* START Data rows *

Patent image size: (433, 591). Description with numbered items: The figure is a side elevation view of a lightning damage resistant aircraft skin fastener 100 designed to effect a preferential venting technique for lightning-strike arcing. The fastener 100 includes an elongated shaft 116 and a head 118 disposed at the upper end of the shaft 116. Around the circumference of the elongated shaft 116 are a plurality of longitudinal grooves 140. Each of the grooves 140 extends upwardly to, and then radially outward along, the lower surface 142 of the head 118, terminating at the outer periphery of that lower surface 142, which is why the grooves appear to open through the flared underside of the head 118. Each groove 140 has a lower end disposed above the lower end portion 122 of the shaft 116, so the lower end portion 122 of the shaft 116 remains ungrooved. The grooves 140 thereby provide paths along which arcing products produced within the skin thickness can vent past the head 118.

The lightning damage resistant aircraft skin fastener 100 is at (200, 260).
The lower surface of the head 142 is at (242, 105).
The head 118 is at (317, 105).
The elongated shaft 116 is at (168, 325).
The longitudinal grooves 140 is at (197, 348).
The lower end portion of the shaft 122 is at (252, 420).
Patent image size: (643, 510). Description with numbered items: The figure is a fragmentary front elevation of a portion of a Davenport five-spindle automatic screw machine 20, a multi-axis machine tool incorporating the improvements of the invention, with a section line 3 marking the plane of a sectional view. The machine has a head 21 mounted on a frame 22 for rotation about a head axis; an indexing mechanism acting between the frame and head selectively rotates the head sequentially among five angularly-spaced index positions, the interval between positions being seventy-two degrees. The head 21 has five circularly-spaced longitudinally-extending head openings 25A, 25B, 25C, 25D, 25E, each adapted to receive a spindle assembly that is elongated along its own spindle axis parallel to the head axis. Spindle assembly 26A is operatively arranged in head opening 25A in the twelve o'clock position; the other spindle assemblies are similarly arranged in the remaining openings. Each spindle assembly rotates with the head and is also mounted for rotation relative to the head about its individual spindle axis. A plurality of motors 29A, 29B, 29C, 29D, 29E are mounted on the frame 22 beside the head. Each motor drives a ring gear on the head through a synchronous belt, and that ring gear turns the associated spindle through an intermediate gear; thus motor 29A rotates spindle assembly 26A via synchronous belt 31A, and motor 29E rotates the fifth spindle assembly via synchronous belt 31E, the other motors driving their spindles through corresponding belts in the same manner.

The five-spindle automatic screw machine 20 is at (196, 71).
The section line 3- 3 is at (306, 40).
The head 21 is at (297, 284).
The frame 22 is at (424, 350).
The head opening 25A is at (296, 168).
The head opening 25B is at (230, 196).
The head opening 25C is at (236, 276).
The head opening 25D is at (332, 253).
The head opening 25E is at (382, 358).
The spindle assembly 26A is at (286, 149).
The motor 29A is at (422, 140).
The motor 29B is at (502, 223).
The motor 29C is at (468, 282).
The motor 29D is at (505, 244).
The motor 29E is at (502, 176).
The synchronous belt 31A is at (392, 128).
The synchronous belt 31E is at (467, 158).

* END Data rows *

Please reproduce the items word for word in the stretch from the start of the items through the line containing "The lower end portion of".

Patent image size: (433, 591). Description with numbered items: The figure is a side elevation view of a lightning damage resistant aircraft skin fastener 100 designed to effect a preferential venting technique for lightning-strike arcing. The fastener 100 includes an elongated shaft 116 and a head 118 disposed at the upper end of the shaft 116. Around the circumference of the elongated shaft 116 are a plurality of longitudinal grooves 140. Each of the grooves 140 extends upwardly to, and then radially outward along, the lower surface 142 of the head 118, terminating at the outer periphery of that lower surface 142, which is why the grooves appear to open through the flared underside of the head 118. Each groove 140 has a lower end disposed above the lower end portion 122 of the shaft 116, so the lower end portion 122 of the shaft 116 remains ungrooved. The grooves 140 thereby provide paths along which arcing products produced within the skin thickness can vent past the head 118.

The lightning damage resistant aircraft skin fastener 100 is at (200, 260).
The lower surface of the head 142 is at (242, 105).
The head 118 is at (317, 105).
The elongated shaft 116 is at (168, 325).
The longitudinal grooves 140 is at (197, 348).
The lower end portion of the shaft 122 is at (252, 420).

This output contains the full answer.